[GOAL]
Keep only the lines of the listing that include the word "JSON", and copy them.
***** MATERIAL *****
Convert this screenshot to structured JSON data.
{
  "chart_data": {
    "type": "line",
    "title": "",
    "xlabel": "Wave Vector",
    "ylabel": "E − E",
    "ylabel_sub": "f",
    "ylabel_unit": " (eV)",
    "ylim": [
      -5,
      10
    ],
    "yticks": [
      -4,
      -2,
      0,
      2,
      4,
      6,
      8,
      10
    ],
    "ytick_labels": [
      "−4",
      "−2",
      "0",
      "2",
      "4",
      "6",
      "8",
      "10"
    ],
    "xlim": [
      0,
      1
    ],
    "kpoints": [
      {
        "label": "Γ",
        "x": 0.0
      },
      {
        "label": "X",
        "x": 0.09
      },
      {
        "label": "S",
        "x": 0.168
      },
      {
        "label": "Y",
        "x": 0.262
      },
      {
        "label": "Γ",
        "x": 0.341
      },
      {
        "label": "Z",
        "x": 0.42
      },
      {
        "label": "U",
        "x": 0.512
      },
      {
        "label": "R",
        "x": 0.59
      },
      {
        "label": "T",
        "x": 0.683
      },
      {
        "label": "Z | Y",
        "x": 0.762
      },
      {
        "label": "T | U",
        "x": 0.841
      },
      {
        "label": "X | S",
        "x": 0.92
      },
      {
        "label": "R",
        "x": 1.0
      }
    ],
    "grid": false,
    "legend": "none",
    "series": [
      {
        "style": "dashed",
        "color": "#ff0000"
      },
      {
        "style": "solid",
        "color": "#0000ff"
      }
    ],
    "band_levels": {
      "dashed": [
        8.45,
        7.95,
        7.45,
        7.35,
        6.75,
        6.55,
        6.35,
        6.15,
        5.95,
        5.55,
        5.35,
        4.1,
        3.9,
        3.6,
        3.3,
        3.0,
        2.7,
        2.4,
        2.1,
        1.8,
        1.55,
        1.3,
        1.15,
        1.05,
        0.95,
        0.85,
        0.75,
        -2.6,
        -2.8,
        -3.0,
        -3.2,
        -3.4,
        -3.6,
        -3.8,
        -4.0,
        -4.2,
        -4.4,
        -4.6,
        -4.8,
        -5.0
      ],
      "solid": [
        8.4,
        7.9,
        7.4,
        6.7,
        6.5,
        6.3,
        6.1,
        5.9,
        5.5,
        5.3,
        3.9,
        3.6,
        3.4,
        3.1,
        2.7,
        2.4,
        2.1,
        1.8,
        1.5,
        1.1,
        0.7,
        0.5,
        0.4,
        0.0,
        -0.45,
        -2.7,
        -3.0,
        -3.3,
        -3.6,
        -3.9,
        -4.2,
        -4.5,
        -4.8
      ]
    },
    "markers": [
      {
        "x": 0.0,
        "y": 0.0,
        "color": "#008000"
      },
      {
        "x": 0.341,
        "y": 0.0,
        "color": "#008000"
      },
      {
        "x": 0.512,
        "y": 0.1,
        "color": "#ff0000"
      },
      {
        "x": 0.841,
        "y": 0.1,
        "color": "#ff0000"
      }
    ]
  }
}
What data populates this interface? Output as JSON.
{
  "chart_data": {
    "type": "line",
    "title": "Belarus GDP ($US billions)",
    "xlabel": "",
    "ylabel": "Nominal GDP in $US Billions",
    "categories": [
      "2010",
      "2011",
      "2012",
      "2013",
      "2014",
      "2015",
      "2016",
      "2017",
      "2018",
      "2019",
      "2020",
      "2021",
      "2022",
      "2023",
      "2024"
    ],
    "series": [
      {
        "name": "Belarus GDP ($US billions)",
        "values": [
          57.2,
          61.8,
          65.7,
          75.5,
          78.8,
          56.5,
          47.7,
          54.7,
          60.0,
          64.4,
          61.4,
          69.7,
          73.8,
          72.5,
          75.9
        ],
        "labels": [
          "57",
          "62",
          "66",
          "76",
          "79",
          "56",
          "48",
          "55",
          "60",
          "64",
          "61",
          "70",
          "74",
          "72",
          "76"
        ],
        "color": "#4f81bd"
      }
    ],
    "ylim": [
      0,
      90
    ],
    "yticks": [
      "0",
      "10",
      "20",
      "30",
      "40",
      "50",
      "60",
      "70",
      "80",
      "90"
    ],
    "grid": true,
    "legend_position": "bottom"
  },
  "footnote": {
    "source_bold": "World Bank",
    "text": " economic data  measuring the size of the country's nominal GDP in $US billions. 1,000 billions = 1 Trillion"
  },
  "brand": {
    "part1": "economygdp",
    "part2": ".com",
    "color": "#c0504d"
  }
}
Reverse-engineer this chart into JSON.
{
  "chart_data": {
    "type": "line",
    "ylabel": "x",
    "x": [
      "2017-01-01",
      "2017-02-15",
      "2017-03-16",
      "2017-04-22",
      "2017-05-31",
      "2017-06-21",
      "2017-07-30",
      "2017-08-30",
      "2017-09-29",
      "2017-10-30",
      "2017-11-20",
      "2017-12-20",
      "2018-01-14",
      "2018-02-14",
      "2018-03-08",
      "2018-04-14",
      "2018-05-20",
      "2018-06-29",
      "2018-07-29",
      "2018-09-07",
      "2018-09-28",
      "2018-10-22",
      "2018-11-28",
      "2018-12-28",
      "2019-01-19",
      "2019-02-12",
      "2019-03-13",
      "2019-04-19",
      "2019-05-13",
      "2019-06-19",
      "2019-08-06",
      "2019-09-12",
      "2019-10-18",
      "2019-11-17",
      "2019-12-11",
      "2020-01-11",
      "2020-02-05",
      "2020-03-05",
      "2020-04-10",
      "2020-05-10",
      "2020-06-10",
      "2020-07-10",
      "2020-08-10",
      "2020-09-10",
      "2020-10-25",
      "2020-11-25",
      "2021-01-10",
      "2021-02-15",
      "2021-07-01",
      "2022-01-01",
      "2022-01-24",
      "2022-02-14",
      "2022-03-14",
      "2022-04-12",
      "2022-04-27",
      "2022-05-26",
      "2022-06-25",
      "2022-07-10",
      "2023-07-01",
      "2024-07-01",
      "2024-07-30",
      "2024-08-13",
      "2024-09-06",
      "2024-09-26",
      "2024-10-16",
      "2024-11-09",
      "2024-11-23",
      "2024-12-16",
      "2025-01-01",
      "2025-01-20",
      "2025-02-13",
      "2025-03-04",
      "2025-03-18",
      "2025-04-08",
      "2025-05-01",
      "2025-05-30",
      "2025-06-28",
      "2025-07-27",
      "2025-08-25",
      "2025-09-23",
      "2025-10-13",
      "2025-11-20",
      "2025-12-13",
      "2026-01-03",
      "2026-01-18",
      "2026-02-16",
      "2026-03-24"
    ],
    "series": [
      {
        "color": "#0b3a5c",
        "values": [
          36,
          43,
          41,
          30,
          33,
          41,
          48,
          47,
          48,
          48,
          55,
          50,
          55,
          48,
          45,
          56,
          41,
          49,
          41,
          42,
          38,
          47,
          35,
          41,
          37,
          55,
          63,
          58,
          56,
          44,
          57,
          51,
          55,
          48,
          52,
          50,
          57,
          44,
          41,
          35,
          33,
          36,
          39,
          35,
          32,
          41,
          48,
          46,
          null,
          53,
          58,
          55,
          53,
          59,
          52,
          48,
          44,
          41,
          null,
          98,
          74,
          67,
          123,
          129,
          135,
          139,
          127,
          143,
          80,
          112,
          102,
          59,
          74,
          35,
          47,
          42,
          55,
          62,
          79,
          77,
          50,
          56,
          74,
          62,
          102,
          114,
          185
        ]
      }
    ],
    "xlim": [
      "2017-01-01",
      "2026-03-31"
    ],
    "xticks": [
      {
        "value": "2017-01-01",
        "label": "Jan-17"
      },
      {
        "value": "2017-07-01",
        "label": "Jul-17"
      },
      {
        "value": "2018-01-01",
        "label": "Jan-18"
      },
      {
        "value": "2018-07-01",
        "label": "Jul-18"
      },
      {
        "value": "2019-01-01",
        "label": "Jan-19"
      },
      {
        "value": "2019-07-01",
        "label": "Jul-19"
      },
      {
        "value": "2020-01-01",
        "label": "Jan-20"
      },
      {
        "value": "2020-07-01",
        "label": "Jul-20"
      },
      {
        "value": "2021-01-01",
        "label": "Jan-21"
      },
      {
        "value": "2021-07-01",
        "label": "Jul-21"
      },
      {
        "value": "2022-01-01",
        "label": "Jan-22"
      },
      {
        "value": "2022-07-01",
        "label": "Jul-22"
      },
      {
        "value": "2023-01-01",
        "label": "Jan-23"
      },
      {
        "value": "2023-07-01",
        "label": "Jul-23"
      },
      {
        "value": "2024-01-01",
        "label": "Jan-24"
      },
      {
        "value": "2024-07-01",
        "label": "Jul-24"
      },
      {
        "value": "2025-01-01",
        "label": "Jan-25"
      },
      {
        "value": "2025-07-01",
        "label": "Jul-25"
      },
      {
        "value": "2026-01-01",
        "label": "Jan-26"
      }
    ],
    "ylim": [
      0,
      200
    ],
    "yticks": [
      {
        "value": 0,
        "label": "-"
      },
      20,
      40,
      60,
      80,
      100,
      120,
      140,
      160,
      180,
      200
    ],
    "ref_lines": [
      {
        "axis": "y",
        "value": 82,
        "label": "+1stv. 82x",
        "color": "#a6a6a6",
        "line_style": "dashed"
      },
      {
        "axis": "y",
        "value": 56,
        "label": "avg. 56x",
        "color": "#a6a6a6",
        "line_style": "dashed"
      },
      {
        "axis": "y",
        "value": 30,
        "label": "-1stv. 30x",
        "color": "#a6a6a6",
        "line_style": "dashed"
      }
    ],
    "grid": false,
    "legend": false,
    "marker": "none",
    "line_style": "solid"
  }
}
*****
[THE SOLUTION]
Convert this screenshot to structured JSON data.
What data populates this interface? Output as JSON.
Reverse-engineer this chart into JSON.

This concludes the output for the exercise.